-- Start INFORMATION PROVIDED --
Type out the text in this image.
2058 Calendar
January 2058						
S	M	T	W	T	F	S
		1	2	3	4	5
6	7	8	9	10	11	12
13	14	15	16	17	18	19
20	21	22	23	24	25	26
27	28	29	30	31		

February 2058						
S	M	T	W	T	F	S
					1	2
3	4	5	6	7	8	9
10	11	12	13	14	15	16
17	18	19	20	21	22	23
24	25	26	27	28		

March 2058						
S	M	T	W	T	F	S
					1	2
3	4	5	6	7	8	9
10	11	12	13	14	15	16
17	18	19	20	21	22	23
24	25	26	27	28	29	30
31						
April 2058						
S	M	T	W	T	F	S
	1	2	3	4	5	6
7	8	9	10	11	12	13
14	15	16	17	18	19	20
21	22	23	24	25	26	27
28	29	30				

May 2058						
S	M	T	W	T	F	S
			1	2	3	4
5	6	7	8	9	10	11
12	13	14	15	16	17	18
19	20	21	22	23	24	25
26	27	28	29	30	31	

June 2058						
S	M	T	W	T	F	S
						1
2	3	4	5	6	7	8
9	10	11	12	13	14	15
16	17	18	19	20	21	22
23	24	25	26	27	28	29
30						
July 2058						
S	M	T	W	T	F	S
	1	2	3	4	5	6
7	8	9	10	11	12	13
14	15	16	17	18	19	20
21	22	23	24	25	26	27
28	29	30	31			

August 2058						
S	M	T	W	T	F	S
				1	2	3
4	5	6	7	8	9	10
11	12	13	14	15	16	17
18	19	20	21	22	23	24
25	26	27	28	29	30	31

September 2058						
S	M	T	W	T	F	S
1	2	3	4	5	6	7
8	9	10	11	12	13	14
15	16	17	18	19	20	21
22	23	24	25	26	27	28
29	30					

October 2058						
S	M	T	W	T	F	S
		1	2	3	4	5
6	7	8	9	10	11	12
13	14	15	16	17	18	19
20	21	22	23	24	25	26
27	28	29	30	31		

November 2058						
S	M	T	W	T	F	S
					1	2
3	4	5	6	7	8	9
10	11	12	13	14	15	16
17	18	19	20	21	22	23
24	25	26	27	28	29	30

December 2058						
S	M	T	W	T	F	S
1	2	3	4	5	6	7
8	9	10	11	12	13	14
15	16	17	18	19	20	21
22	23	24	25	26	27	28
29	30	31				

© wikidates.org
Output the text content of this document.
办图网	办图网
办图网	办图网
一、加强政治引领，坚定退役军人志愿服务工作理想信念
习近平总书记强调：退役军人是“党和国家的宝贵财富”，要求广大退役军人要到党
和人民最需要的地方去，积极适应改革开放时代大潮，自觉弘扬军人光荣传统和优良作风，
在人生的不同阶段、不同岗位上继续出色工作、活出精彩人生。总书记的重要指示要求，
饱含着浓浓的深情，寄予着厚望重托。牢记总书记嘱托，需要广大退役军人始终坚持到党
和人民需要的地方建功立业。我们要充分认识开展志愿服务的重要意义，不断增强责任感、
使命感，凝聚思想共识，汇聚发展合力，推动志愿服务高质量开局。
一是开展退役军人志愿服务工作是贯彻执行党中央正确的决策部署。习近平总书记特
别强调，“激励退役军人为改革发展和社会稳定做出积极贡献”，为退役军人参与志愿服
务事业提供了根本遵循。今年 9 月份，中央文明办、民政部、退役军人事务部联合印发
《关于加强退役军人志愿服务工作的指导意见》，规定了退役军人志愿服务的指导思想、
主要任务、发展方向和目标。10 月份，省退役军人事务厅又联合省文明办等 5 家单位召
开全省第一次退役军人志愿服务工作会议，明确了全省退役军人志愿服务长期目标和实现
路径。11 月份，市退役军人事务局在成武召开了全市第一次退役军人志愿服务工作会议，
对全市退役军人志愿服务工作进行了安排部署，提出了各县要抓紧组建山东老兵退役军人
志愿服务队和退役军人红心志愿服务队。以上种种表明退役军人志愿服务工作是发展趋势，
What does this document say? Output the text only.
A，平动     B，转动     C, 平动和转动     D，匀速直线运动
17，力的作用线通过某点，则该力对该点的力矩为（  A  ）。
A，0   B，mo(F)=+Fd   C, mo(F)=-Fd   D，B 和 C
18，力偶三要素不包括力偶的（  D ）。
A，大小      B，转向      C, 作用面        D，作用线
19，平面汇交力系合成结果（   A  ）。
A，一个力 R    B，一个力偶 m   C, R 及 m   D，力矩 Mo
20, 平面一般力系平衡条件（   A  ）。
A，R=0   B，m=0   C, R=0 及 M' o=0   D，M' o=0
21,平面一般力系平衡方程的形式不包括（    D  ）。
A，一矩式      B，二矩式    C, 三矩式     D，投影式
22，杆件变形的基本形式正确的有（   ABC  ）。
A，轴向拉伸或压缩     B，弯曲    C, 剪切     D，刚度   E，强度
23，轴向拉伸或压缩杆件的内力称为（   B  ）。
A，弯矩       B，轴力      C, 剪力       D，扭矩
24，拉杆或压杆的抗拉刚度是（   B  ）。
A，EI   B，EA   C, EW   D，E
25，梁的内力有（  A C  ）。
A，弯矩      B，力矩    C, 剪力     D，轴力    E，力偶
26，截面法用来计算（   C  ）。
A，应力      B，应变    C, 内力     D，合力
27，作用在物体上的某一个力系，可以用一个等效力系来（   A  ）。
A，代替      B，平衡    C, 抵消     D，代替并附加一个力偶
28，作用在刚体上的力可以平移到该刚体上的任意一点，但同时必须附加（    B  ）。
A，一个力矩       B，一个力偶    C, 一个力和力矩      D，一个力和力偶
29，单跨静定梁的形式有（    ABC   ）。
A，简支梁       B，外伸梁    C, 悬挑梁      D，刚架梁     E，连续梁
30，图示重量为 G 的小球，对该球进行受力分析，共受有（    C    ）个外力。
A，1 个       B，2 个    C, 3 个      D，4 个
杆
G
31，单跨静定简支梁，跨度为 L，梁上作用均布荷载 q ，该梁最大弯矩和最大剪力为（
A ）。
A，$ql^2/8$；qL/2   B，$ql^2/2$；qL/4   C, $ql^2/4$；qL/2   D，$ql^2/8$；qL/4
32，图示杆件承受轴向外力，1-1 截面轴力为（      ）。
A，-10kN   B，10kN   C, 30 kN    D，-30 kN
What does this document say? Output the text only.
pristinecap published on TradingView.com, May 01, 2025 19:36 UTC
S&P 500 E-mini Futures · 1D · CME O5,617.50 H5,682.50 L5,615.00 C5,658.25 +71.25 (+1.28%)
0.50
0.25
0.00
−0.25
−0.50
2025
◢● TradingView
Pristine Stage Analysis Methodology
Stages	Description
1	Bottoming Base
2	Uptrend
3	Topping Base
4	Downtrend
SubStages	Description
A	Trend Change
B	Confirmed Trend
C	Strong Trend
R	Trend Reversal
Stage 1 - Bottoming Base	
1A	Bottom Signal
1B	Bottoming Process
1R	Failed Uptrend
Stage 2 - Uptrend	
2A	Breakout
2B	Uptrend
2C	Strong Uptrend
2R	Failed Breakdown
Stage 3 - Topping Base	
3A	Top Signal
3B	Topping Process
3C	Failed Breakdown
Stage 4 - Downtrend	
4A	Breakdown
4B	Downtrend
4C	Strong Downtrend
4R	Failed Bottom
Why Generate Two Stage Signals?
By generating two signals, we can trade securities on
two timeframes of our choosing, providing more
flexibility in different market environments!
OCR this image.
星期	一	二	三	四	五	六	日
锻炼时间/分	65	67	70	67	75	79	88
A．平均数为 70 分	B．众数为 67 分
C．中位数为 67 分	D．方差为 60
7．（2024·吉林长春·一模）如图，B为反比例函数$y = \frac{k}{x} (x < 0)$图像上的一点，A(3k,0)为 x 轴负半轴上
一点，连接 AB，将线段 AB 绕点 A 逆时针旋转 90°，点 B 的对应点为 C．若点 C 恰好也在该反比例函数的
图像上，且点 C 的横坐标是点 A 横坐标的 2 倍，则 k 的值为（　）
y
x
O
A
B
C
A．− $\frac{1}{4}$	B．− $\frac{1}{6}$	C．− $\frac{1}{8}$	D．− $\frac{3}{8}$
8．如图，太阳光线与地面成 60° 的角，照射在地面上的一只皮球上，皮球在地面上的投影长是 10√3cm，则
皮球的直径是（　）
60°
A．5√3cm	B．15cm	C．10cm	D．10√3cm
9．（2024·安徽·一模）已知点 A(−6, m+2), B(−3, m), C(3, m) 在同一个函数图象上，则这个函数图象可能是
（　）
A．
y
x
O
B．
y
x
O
-- End INFORMATION PROVIDED --
• [DESCRIPTION OF THE TASK] Using the records above, list each line that includes "Bottoming".

• [RESPONSE TO THIS EXERCISE]
1	Bottoming Base
Stage 1 - Bottoming Base	
1B	Bottoming Process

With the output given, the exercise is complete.